* Description of the task *
Could you extract every entry below and reproduce it exactly?
# Supplied material start
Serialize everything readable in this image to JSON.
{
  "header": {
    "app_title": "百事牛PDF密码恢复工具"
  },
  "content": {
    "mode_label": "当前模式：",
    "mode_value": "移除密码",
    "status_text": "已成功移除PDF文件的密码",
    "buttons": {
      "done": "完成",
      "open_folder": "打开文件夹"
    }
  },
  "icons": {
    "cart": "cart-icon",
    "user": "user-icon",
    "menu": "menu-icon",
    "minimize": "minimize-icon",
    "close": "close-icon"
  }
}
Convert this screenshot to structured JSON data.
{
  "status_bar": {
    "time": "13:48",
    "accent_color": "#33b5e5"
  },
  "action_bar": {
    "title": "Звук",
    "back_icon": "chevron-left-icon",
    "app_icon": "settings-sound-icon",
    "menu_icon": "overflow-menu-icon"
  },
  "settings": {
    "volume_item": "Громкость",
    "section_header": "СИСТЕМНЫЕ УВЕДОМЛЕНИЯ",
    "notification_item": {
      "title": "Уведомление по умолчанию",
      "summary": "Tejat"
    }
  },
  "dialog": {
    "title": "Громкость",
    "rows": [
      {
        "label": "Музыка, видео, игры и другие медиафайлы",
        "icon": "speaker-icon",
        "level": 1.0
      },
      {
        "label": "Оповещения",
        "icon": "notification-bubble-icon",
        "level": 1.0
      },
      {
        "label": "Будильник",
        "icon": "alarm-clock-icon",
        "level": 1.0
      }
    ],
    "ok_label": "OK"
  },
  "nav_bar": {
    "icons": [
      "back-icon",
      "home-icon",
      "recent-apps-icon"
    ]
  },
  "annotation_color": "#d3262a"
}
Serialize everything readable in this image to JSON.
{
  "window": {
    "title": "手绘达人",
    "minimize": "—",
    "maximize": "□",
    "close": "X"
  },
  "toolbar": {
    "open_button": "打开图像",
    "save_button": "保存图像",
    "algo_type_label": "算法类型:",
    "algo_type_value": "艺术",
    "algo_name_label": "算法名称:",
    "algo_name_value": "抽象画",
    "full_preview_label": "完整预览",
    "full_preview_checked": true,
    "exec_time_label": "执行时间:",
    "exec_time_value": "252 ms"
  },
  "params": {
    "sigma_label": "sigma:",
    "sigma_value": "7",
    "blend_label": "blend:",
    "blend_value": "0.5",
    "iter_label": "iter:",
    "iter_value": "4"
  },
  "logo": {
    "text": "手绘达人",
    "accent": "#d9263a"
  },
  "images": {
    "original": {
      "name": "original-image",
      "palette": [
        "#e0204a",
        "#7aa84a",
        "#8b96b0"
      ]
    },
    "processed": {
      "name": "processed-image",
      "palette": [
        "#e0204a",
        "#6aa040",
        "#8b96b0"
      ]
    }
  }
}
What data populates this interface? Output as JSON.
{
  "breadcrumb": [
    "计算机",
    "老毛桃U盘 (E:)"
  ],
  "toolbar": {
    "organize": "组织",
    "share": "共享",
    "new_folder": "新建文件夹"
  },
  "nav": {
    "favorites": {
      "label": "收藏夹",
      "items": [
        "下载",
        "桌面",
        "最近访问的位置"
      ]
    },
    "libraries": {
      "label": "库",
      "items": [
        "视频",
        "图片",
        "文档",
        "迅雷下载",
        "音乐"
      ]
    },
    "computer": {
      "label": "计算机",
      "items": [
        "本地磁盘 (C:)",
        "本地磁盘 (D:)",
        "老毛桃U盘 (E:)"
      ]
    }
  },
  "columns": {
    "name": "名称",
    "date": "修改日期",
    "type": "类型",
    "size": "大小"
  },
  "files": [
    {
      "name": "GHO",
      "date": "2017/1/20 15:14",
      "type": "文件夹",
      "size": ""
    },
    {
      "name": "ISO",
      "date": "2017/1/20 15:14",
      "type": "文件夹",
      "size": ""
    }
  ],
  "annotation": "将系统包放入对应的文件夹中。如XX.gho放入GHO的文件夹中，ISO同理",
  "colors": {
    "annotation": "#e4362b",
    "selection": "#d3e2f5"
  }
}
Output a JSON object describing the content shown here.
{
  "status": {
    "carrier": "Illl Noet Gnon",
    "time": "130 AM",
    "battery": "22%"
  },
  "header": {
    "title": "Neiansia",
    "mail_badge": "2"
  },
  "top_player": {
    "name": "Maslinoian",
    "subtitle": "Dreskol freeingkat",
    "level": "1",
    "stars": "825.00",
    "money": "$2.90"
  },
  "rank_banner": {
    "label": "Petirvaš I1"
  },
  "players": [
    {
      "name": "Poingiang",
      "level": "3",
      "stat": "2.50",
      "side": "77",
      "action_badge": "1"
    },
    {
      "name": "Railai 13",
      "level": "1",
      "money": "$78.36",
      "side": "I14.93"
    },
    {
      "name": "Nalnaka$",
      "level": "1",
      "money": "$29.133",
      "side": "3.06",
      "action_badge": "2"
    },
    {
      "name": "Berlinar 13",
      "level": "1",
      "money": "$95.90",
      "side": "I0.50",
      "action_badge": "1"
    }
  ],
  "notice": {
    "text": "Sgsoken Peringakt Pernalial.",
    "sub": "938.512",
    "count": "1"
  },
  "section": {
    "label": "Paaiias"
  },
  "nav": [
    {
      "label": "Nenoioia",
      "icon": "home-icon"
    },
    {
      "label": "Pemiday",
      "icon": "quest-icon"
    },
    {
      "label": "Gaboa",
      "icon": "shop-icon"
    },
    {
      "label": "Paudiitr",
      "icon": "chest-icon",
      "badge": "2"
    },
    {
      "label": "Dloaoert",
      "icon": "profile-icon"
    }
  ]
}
# Supplied material end
* Task output *
Serialize everything readable in this image to JSON.
{
  "header": {
    "app_title": "百事牛PDF密码恢复工具"
  },
  "content": {
    "mode_label": "当前模式：",
    "mode_value": "移除密码",
    "status_text": "已成功移除PDF文件的密码",
    "buttons": {
      "done": "完成",
      "open_folder": "打开文件夹"
    }
  },
  "icons": {
    "cart": "cart-icon",
    "user": "user-icon",
    "menu": "menu-icon",
    "minimize": "minimize-icon",
    "close": "close-icon"
  }
}
Convert this screenshot to structured JSON data.
{
  "status_bar": {
    "time": "13:48",
    "accent_color": "#33b5e5"
  },
  "action_bar": {
    "title": "Звук",
    "back_icon": "chevron-left-icon",
    "app_icon": "settings-sound-icon",
    "menu_icon": "overflow-menu-icon"
  },
  "settings": {
    "volume_item": "Громкость",
    "section_header": "СИСТЕМНЫЕ УВЕДОМЛЕНИЯ",
    "notification_item": {
      "title": "Уведомление по умолчанию",
      "summary": "Tejat"
    }
  },
  "dialog": {
    "title": "Громкость",
    "rows": [
      {
        "label": "Музыка, видео, игры и другие медиафайлы",
        "icon": "speaker-icon",
        "level": 1.0
      },
      {
        "label": "Оповещения",
        "icon": "notification-bubble-icon",
        "level": 1.0
      },
      {
        "label": "Будильник",
        "icon": "alarm-clock-icon",
        "level": 1.0
      }
    ],
    "ok_label": "OK"
  },
  "nav_bar": {
    "icons": [
      "back-icon",
      "home-icon",
      "recent-apps-icon"
    ]
  },
  "annotation_color": "#d3262a"
}
Serialize everything readable in this image to JSON.
{
  "window": {
    "title": "手绘达人",
    "minimize": "—",
    "maximize": "□",
    "close": "X"
  },
  "toolbar": {
    "open_button": "打开图像",
    "save_button": "保存图像",
    "algo_type_label": "算法类型:",
    "algo_type_value": "艺术",
    "algo_name_label": "算法名称:",
    "algo_name_value": "抽象画",
    "full_preview_label": "完整预览",
    "full_preview_checked": true,
    "exec_time_label": "执行时间:",
    "exec_time_value": "252 ms"
  },
  "params": {
    "sigma_label": "sigma:",
    "sigma_value": "7",
    "blend_label": "blend:",
    "blend_value": "0.5",
    "iter_label": "iter:",
    "iter_value": "4"
  },
  "logo": {
    "text": "手绘达人",
    "accent": "#d9263a"
  },
  "images": {
    "original": {
      "name": "original-image",
      "palette": [
        "#e0204a",
        "#7aa84a",
        "#8b96b0"
      ]
    },
    "processed": {
      "name": "processed-image",
      "palette": [
        "#e0204a",
        "#6aa040",
        "#8b96b0"
      ]
    }
  }
}
What data populates this interface? Output as JSON.
{
  "breadcrumb": [
    "计算机",
    "老毛桃U盘 (E:)"
  ],
  "toolbar": {
    "organize": "组织",
    "share": "共享",
    "new_folder": "新建文件夹"
  },
  "nav": {
    "favorites": {
      "label": "收藏夹",
      "items": [
        "下载",
        "桌面",
        "最近访问的位置"
      ]
    },
    "libraries": {
      "label": "库",
      "items": [
        "视频",
        "图片",
        "文档",
        "迅雷下载",
        "音乐"
      ]
    },
    "computer": {
      "label": "计算机",
      "items": [
        "本地磁盘 (C:)",
        "本地磁盘 (D:)",
        "老毛桃U盘 (E:)"
      ]
    }
  },
  "columns": {
    "name": "名称",
    "date": "修改日期",
    "type": "类型",
    "size": "大小"
  },
  "files": [
    {
      "name": "GHO",
      "date": "2017/1/20 15:14",
      "type": "文件夹",
      "size": ""
    },
    {
      "name": "ISO",
      "date": "2017/1/20 15:14",
      "type": "文件夹",
      "size": ""
    }
  ],
  "annotation": "将系统包放入对应的文件夹中。如XX.gho放入GHO的文件夹中，ISO同理",
  "colors": {
    "annotation": "#e4362b",
    "selection": "#d3e2f5"
  }
}
Output a JSON object describing the content shown here.
{
  "status": {
    "carrier": "Illl Noet Gnon",
    "time": "130 AM",
    "battery": "22%"
  },
  "header": {
    "title": "Neiansia",
    "mail_badge": "2"
  },
  "top_player": {
    "name": "Maslinoian",
    "subtitle": "Dreskol freeingkat",
    "level": "1",
    "stars": "825.00",
    "money": "$2.90"
  },
  "rank_banner": {
    "label": "Petirvaš I1"
  },
  "players": [
    {
      "name": "Poingiang",
      "level": "3",
      "stat": "2.50",
      "side": "77",
      "action_badge": "1"
    },
    {
      "name": "Railai 13",
      "level": "1",
      "money": "$78.36",
      "side": "I14.93"
    },
    {
      "name": "Nalnaka$",
      "level": "1",
      "money": "$29.133",
      "side": "3.06",
      "action_badge": "2"
    },
    {
      "name": "Berlinar 13",
      "level": "1",
      "money": "$95.90",
      "side": "I0.50",
      "action_badge": "1"
    }
  ],
  "notice": {
    "text": "Sgsoken Peringakt Pernalial.",
    "sub": "938.512",
    "count": "1"
  },
  "section": {
    "label": "Paaiias"
  },
  "nav": [
    {
      "label": "Nenoioia",
      "icon": "home-icon"
    },
    {
      "label": "Pemiday",
      "icon": "quest-icon"
    },
    {
      "label": "Gaboa",
      "icon": "shop-icon"
    },
    {
      "label": "Paudiitr",
      "icon": "chest-icon",
      "badge": "2"
    },
    {
      "label": "Dloaoert",
      "icon": "profile-icon"
    }
  ]
}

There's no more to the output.